----- Record excerpts
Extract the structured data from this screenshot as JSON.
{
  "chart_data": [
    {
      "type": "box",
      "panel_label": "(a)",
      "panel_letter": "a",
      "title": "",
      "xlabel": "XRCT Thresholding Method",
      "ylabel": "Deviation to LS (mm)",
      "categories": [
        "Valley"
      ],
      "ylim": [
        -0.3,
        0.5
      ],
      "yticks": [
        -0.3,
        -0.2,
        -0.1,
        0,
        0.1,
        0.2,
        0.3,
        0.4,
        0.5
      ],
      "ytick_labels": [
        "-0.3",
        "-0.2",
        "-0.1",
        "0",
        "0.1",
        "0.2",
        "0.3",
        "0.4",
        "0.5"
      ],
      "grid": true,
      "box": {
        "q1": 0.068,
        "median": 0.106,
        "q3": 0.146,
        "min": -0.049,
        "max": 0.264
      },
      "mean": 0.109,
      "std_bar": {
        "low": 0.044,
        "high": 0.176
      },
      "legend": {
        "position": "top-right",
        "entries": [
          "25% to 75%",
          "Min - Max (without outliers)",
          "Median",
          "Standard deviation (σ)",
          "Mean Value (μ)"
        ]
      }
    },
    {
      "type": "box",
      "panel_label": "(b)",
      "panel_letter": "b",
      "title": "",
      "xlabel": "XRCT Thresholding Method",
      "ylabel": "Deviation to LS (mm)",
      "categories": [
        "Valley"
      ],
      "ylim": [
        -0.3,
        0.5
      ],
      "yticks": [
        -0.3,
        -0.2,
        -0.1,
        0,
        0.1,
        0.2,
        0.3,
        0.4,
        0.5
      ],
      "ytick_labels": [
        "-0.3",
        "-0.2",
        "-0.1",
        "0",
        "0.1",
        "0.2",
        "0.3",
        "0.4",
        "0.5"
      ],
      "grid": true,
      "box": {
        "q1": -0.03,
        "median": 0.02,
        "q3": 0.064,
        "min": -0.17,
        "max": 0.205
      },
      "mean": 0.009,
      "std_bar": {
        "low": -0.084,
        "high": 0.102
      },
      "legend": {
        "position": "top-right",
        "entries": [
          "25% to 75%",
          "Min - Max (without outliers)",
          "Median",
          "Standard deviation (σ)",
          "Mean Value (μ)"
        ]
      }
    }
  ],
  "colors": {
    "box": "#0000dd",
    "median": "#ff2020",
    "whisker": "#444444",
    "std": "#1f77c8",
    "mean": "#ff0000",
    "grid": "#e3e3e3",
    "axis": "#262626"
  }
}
----------
(Instructions for the task)
Give the data again, exactly as it stands.

(Task output)
Extract the structured data from this screenshot as JSON.
{
  "chart_data": [
    {
      "type": "box",
      "panel_label": "(a)",
      "panel_letter": "a",
      "title": "",
      "xlabel": "XRCT Thresholding Method",
      "ylabel": "Deviation to LS (mm)",
      "categories": [
        "Valley"
      ],
      "ylim": [
        -0.3,
        0.5
      ],
      "yticks": [
        -0.3,
        -0.2,
        -0.1,
        0,
        0.1,
        0.2,
        0.3,
        0.4,
        0.5
      ],
      "ytick_labels": [
        "-0.3",
        "-0.2",
        "-0.1",
        "0",
        "0.1",
        "0.2",
        "0.3",
        "0.4",
        "0.5"
      ],
      "grid": true,
      "box": {
        "q1": 0.068,
        "median": 0.106,
        "q3": 0.146,
        "min": -0.049,
        "max": 0.264
      },
      "mean": 0.109,
      "std_bar": {
        "low": 0.044,
        "high": 0.176
      },
      "legend": {
        "position": "top-right",
        "entries": [
          "25% to 75%",
          "Min - Max (without outliers)",
          "Median",
          "Standard deviation (σ)",
          "Mean Value (μ)"
        ]
      }
    },
    {
      "type": "box",
      "panel_label": "(b)",
      "panel_letter": "b",
      "title": "",
      "xlabel": "XRCT Thresholding Method",
      "ylabel": "Deviation to LS (mm)",
      "categories": [
        "Valley"
      ],
      "ylim": [
        -0.3,
        0.5
      ],
      "yticks": [
        -0.3,
        -0.2,
        -0.1,
        0,
        0.1,
        0.2,
        0.3,
        0.4,
        0.5
      ],
      "ytick_labels": [
        "-0.3",
        "-0.2",
        "-0.1",
        "0",
        "0.1",
        "0.2",
        "0.3",
        "0.4",
        "0.5"
      ],
      "grid": true,
      "box": {
        "q1": -0.03,
        "median": 0.02,
        "q3": 0.064,
        "min": -0.17,
        "max": 0.205
      },
      "mean": 0.009,
      "std_bar": {
        "low": -0.084,
        "high": 0.102
      },
      "legend": {
        "position": "top-right",
        "entries": [
          "25% to 75%",
          "Min - Max (without outliers)",
          "Median",
          "Standard deviation (σ)",
          "Mean Value (μ)"
        ]
      }
    }
  ],
  "colors": {
    "box": "#0000dd",
    "median": "#ff2020",
    "whisker": "#444444",
    "std": "#1f77c8",
    "mean": "#ff0000",
    "grid": "#e3e3e3",
    "axis": "#262626"
  }
}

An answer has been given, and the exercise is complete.